**** EXERCISE INPUTS ****
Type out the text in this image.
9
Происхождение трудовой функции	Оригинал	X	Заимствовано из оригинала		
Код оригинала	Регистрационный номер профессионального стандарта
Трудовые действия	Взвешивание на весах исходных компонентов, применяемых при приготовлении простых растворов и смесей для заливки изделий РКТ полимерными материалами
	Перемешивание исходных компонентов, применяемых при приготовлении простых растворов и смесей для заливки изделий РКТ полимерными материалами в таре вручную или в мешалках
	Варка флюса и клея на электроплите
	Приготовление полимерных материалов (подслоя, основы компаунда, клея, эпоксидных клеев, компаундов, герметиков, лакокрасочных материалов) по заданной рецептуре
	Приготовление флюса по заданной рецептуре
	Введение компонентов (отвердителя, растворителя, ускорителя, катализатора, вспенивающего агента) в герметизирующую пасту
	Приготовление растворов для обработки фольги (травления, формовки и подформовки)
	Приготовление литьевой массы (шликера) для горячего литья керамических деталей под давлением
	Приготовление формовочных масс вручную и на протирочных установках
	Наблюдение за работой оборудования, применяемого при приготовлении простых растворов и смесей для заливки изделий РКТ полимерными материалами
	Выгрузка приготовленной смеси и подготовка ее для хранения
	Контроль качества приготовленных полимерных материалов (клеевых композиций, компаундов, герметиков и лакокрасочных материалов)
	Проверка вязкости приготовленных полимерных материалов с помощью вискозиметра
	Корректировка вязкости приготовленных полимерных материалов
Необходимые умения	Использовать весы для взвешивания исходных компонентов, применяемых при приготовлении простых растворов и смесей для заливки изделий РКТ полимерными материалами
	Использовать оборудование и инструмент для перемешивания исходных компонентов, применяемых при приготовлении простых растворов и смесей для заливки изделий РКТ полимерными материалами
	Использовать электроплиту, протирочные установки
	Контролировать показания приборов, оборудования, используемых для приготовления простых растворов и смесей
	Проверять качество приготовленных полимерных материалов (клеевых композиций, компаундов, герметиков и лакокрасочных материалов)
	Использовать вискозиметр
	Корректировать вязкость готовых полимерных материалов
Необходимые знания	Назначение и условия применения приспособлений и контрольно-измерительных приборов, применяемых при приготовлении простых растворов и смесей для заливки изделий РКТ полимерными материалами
****
EXERCISE TASK :: Pull out each line containing the word "композиций" and copy it.

ANSWER TO THE EXERCISE ::
	Контроль качества приготовленных полимерных материалов (клеевых композиций, компаундов, герметиков и лакокрасочных материалов)
	Проверять качество приготовленных полимерных материалов (клеевых композиций, компаундов, герметиков и лакокрасочных материалов)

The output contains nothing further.